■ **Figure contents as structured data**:
▽
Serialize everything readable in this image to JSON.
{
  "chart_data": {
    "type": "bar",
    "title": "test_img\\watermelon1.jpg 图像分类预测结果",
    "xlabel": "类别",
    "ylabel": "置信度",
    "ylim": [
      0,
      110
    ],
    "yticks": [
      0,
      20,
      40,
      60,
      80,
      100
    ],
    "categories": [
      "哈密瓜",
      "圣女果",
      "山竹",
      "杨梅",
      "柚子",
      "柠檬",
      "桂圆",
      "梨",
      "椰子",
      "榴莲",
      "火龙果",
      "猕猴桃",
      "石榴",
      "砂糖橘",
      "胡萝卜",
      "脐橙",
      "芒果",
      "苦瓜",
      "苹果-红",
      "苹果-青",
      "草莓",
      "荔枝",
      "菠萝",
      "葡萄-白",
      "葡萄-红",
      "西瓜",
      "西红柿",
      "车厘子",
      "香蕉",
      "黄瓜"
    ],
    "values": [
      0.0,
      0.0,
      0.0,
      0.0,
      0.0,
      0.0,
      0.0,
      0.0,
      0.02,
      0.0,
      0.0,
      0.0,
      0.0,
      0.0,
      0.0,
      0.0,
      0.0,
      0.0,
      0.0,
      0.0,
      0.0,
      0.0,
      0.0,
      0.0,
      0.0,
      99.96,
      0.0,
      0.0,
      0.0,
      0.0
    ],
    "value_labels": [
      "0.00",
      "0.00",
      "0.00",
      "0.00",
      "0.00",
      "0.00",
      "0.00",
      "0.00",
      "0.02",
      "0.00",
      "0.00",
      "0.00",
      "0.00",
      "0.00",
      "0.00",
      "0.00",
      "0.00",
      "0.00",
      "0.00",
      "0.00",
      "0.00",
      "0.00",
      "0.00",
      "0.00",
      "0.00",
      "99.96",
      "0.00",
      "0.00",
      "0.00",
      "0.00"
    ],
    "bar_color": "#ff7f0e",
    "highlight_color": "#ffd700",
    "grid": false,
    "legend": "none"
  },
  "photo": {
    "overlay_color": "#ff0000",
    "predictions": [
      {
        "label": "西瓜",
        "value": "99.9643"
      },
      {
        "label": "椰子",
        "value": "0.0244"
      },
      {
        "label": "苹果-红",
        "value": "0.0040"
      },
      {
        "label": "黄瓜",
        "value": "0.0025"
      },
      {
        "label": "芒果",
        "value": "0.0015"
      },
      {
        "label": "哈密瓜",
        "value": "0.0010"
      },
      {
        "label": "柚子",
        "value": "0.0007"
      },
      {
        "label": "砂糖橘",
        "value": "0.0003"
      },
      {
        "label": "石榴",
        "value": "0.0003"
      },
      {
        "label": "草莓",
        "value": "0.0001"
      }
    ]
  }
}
△
■ **AIM OF THE EXERCISE**:
Output every entry shown above, exactly.

■ **RESPONSE TO THE EXERCISE**:
Serialize everything readable in this image to JSON.
{
  "chart_data": {
    "type": "bar",
    "title": "test_img\\watermelon1.jpg 图像分类预测结果",
    "xlabel": "类别",
    "ylabel": "置信度",
    "ylim": [
      0,
      110
    ],
    "yticks": [
      0,
      20,
      40,
      60,
      80,
      100
    ],
    "categories": [
      "哈密瓜",
      "圣女果",
      "山竹",
      "杨梅",
      "柚子",
      "柠檬",
      "桂圆",
      "梨",
      "椰子",
      "榴莲",
      "火龙果",
      "猕猴桃",
      "石榴",
      "砂糖橘",
      "胡萝卜",
      "脐橙",
      "芒果",
      "苦瓜",
      "苹果-红",
      "苹果-青",
      "草莓",
      "荔枝",
      "菠萝",
      "葡萄-白",
      "葡萄-红",
      "西瓜",
      "西红柿",
      "车厘子",
      "香蕉",
      "黄瓜"
    ],
    "values": [
      0.0,
      0.0,
      0.0,
      0.0,
      0.0,
      0.0,
      0.0,
      0.0,
      0.02,
      0.0,
      0.0,
      0.0,
      0.0,
      0.0,
      0.0,
      0.0,
      0.0,
      0.0,
      0.0,
      0.0,
      0.0,
      0.0,
      0.0,
      0.0,
      0.0,
      99.96,
      0.0,
      0.0,
      0.0,
      0.0
    ],
    "value_labels": [
      "0.00",
      "0.00",
      "0.00",
      "0.00",
      "0.00",
      "0.00",
      "0.00",
      "0.00",
      "0.02",
      "0.00",
      "0.00",
      "0.00",
      "0.00",
      "0.00",
      "0.00",
      "0.00",
      "0.00",
      "0.00",
      "0.00",
      "0.00",
      "0.00",
      "0.00",
      "0.00",
      "0.00",
      "0.00",
      "99.96",
      "0.00",
      "0.00",
      "0.00",
      "0.00"
    ],
    "bar_color": "#ff7f0e",
    "highlight_color": "#ffd700",
    "grid": false,
    "legend": "none"
  },
  "photo": {
    "overlay_color": "#ff0000",
    "predictions": [
      {
        "label": "西瓜",
        "value": "99.9643"
      },
      {
        "label": "椰子",
        "value": "0.0244"
      },
      {
        "label": "苹果-红",
        "value": "0.0040"
      },
      {
        "label": "黄瓜",
        "value": "0.0025"
      },
      {
        "label": "芒果",
        "value": "0.0015"
      },
      {
        "label": "哈密瓜",
        "value": "0.0010"
      },
      {
        "label": "柚子",
        "value": "0.0007"
      },
      {
        "label": "砂糖橘",
        "value": "0.0003"
      },
      {
        "label": "石榴",
        "value": "0.0003"
      },
      {
        "label": "草莓",
        "value": "0.0001"
      }
    ]
  }
}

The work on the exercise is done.